Short exercise: Reproduce every entry exactly as shown.

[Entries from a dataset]
╔══

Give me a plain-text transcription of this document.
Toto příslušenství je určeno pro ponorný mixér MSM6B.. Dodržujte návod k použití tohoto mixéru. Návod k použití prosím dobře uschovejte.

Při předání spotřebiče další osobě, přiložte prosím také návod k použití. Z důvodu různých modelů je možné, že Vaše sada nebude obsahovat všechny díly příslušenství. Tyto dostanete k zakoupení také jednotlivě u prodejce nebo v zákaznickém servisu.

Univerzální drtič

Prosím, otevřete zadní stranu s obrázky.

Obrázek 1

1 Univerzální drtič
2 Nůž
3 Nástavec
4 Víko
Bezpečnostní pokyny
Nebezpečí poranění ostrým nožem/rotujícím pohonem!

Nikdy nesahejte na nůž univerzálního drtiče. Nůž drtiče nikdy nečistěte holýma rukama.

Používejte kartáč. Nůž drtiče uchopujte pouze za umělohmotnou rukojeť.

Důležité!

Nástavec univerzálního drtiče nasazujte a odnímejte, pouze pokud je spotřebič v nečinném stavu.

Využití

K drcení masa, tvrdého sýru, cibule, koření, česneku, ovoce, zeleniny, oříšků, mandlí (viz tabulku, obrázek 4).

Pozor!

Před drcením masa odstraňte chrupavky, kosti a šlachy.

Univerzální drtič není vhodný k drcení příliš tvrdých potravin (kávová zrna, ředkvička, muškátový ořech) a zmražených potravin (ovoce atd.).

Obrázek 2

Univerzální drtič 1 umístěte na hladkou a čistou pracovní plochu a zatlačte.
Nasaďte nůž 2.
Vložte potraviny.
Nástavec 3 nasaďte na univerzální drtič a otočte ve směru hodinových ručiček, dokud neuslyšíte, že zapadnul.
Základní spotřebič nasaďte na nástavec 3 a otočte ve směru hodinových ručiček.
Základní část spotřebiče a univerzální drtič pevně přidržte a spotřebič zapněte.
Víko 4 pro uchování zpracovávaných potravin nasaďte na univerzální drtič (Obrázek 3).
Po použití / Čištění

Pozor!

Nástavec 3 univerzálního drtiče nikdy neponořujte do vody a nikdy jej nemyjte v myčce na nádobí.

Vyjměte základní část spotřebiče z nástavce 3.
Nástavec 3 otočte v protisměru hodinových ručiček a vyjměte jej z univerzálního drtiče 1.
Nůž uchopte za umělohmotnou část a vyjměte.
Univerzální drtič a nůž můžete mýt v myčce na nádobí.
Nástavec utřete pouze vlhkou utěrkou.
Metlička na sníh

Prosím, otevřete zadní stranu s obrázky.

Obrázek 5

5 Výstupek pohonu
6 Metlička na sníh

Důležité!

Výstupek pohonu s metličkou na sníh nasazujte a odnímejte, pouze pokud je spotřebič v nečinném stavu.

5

╚══

Problem solution:
Give me a plain-text transcription of this document.
Toto příslušenství je určeno pro ponorný mixér MSM6B.. Dodržujte návod k použití tohoto mixéru. Návod k použití prosím dobře uschovejte.

Při předání spotřebiče další osobě, přiložte prosím také návod k použití. Z důvodu různých modelů je možné, že Vaše sada nebude obsahovat všechny díly příslušenství. Tyto dostanete k zakoupení také jednotlivě u prodejce nebo v zákaznickém servisu.

Univerzální drtič

Prosím, otevřete zadní stranu s obrázky.

Obrázek 1

1 Univerzální drtič
2 Nůž
3 Nástavec
4 Víko
Bezpečnostní pokyny
Nebezpečí poranění ostrým nožem/rotujícím pohonem!

Nikdy nesahejte na nůž univerzálního drtiče. Nůž drtiče nikdy nečistěte holýma rukama.

Používejte kartáč. Nůž drtiče uchopujte pouze za umělohmotnou rukojeť.

Důležité!

Nástavec univerzálního drtiče nasazujte a odnímejte, pouze pokud je spotřebič v nečinném stavu.

Využití

K drcení masa, tvrdého sýru, cibule, koření, česneku, ovoce, zeleniny, oříšků, mandlí (viz tabulku, obrázek 4).

Pozor!

Před drcením masa odstraňte chrupavky, kosti a šlachy.

Univerzální drtič není vhodný k drcení příliš tvrdých potravin (kávová zrna, ředkvička, muškátový ořech) a zmražených potravin (ovoce atd.).

Obrázek 2

Univerzální drtič 1 umístěte na hladkou a čistou pracovní plochu a zatlačte.
Nasaďte nůž 2.
Vložte potraviny.
Nástavec 3 nasaďte na univerzální drtič a otočte ve směru hodinových ručiček, dokud neuslyšíte, že zapadnul.
Základní spotřebič nasaďte na nástavec 3 a otočte ve směru hodinových ručiček.
Základní část spotřebiče a univerzální drtič pevně přidržte a spotřebič zapněte.
Víko 4 pro uchování zpracovávaných potravin nasaďte na univerzální drtič (Obrázek 3).
Po použití / Čištění

Pozor!

Nástavec 3 univerzálního drtiče nikdy neponořujte do vody a nikdy jej nemyjte v myčce na nádobí.

Vyjměte základní část spotřebiče z nástavce 3.
Nástavec 3 otočte v protisměru hodinových ručiček a vyjměte jej z univerzálního drtiče 1.
Nůž uchopte za umělohmotnou část a vyjměte.
Univerzální drtič a nůž můžete mýt v myčce na nádobí.
Nástavec utřete pouze vlhkou utěrkou.
Metlička na sníh

Prosím, otevřete zadní stranu s obrázky.

Obrázek 5

5 Výstupek pohonu
6 Metlička na sníh

Důležité!

Výstupek pohonu s metličkou na sníh nasazujte a odnímejte, pouze pokud je spotřebič v nečinném stavu.

5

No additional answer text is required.